頁面摘錄
━━━━━━━━━━━━━━━━
C 語言練習程式(2) -- 指標相關程式集錦

程式1:

#include <stdio.h>
int main()
{
    char a[10] = {"abcde"};
    printf("%c\n", a[2]);
}

程式1輸出:

c

程式2:

#include <stdio.h>
int main()
{
    struct TestStruct1{
      char c1;
      short s;
      char c2;
      int i;
    };
    struct TestStruct1 a;
    printf("c1 %p, s %p, c2 %p, i %p\n",
          (unsigned int)(void*)&a.c1-(unsigned int)(void*)&a,
          (unsigned int)(void*)&a.s-(unsigned int)(void*)&a,
          (unsigned int)(void*)&a.c2-(unsigned int)(void*)&a,
          (unsigned int)(void*)&a.i-(unsigned int)(void*)&a);
    struct TestStruct2{
      char c1;
      char c2;
      short s;
      int i;
    };
    struct TestStruct2 a2;
    printf("c1 %p, c2 %p, s %p, i %p\n",
          (unsigned int)(void*)&a2.c1-(unsigned int)(void*)&a,
          (unsigned int)(void*)&a2.c2-(unsigned int)(void*)&a,
          (unsigned int)(void*)&a2.s-(unsigned int)(void*)&a,
          (unsigned int)(void*)&a2.i-(unsigned int)(void*)&a);
    #pragma pack(8)
━━━━━━━━━━━━━━━━
原始資料
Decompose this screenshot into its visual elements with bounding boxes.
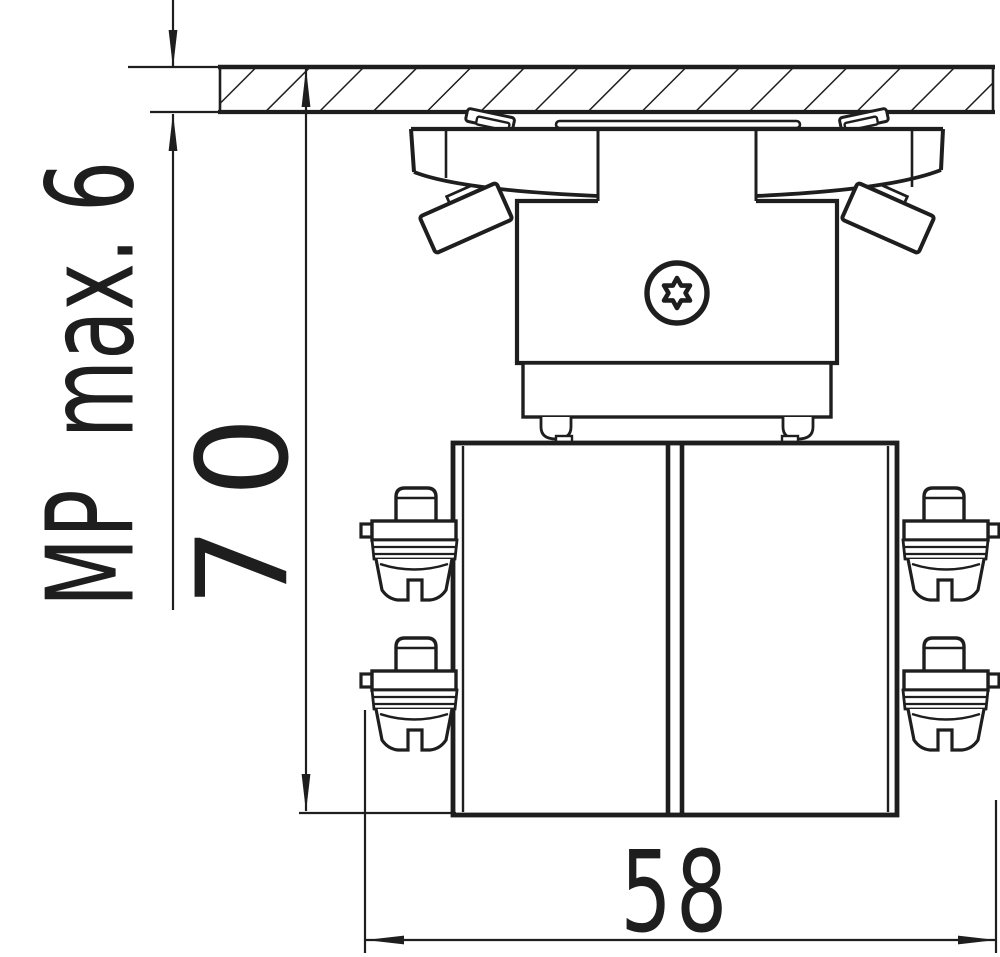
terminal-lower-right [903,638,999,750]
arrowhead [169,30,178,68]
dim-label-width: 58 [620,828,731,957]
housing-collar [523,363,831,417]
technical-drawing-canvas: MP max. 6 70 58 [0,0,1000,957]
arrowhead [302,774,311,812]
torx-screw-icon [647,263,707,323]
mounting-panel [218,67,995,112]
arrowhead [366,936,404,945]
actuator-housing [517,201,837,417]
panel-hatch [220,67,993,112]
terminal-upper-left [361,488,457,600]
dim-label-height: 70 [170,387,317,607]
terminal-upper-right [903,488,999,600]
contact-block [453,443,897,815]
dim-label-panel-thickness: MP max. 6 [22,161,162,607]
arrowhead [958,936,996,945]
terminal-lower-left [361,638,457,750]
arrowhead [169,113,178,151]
━━━━━━━━━━━━━━━━
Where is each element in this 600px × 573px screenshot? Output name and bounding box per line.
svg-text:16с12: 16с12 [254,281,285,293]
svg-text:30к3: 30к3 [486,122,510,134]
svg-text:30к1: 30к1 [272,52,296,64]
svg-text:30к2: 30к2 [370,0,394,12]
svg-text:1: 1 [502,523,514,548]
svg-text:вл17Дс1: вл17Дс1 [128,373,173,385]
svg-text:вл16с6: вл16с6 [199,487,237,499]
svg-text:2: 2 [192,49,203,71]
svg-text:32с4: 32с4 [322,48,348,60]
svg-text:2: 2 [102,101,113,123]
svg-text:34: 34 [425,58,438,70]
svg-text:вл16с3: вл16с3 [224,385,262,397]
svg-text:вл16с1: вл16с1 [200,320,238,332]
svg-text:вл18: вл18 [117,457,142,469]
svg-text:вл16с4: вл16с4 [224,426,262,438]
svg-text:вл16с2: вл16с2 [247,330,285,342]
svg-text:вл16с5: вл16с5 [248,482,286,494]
━━━━━━━━━━━━━━━━
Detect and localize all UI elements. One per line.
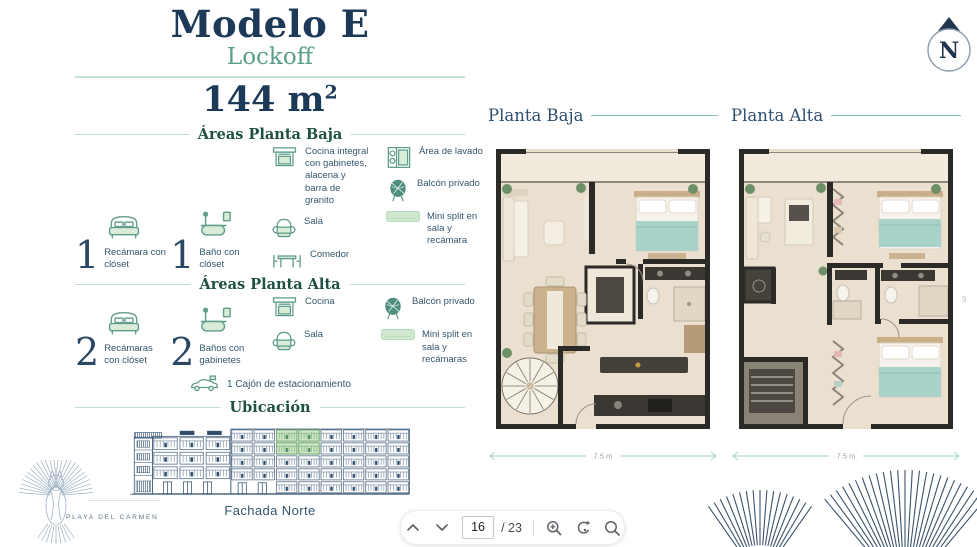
━━━━━━━━━━━━━━━━
練習題 1
判斷頁面摘錄是否支持下列三項陳述：(a) 程式1中的陣列 a 宣告長度為 10；(b) TestStruct1 的成員 s 型別為 int；(c) 程式2 最後一行使用的是 #pragma pack(4)。每項請回答「是」或「否」，並引用原文中起決定作用的文字。
練習題 2
依照頁面摘錄中宣告的順序，列出結構 TestStruct2 的全部成員及其型別。
練習題 3
請從最後一行之後續寫這篇 C 語言指標練習程式集錦。

最終結果 1
(a) 是：「char a[10] = {"abcde"};」
(b) 否：「short s;」
(c) 否：「#pragma pack(8)」

最終結果 2
char c1、char c2、short s、int i

最終結果 3
    struct TestStruct4{
      char a;
      long b;
    };
    struct TestStruct5{
      char c;
      struct TestStruct4 d;
      long long e;
    };
    #pragma pack()
}

程式2輸出:

c1 (nil), s 0x2, c2 0x4, i 0x8
c1 0xfffffff8, c2 0xfffffff9, s 0xfffffffa, i 0xfffffffc

程式2牽扯到記憶體對齊。

程式3:

#include <stdio.h>
int main()
{
    int a[5] = {1,2,3,4,5};
    int *ptr = (int*)(&a+1);
    printf("%d %d\n", *(a+1), *(ptr-1));
}

程式3輸出:

2 5

這一題指出了a跟&a的不同。a+1代表移動的長度是1*sizeof(int)，&a+1代表移動的長度是1*sizeof(a)。

程式4:

#include <stdio.h>
int main()
{
    char a[5] = {'A','B', 'C', 'D'};
    //char (*p3)[5] = &a;
    char (*p3)[5]; 
    p3 = &a;
    char (*p4)[5] = a;
    printf("%c %c\n", *p3, *(p4+1));
    char (*p5)[3] = &a;
    char (*p6)[3] = a;
    printf("%c %c\n", *(p5+1), *(p6+1));
    char (*p7)[10] = &a;
    char (*p8)[10] = a;
    printf("%c %c\n", *(p7+1), *(p8+1));
    return 0;
}

程式4輸出:

3 8
6 6
= =

這是有問題的程式，輸出其實是不准的。使用cdecl，可以知道char (*p3)[5]的意思是
declare p3 as pointer to array 5 of char

程式5:

#include <stdio.h>
int main()
{
    struct Test{
      int Num;
      char *pcName;
      short sDate;
      char cha[2];
      short sBa[4];
    } *p;
    struct Test* address = p;
    printf("%p, %p, %ul, %u\n", p , p+0x1, (unsigned long)p+0x1, (unsigned int*)p+0x1);
}

程式5輸出:

0x7ffdcdcfb120, 0x7ffdcdcfb140, 3452940577l, 3452940580

這一題考驗了地址轉型後會如何處理。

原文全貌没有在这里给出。